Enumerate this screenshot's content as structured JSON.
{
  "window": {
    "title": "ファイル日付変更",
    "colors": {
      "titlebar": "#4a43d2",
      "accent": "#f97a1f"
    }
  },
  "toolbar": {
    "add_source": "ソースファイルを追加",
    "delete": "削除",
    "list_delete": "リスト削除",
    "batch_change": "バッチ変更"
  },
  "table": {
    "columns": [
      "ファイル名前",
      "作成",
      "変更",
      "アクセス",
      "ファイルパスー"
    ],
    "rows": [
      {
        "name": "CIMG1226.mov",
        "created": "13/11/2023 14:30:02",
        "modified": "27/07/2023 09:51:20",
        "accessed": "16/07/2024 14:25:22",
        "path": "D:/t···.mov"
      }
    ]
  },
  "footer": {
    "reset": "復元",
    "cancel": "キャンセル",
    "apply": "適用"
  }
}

• [Challenge]
The whole listing above needs to be written out again exactly.

• [Task solution]
Enumerate this screenshot's content as structured JSON.
{
  "window": {
    "title": "ファイル日付変更",
    "colors": {
      "titlebar": "#4a43d2",
      "accent": "#f97a1f"
    }
  },
  "toolbar": {
    "add_source": "ソースファイルを追加",
    "delete": "削除",
    "list_delete": "リスト削除",
    "batch_change": "バッチ変更"
  },
  "table": {
    "columns": [
      "ファイル名前",
      "作成",
      "変更",
      "アクセス",
      "ファイルパスー"
    ],
    "rows": [
      {
        "name": "CIMG1226.mov",
        "created": "13/11/2023 14:30:02",
        "modified": "27/07/2023 09:51:20",
        "accessed": "16/07/2024 14:25:22",
        "path": "D:/t···.mov"
      }
    ]
  },
  "footer": {
    "reset": "復元",
    "cancel": "キャンセル",
    "apply": "適用"
  }
}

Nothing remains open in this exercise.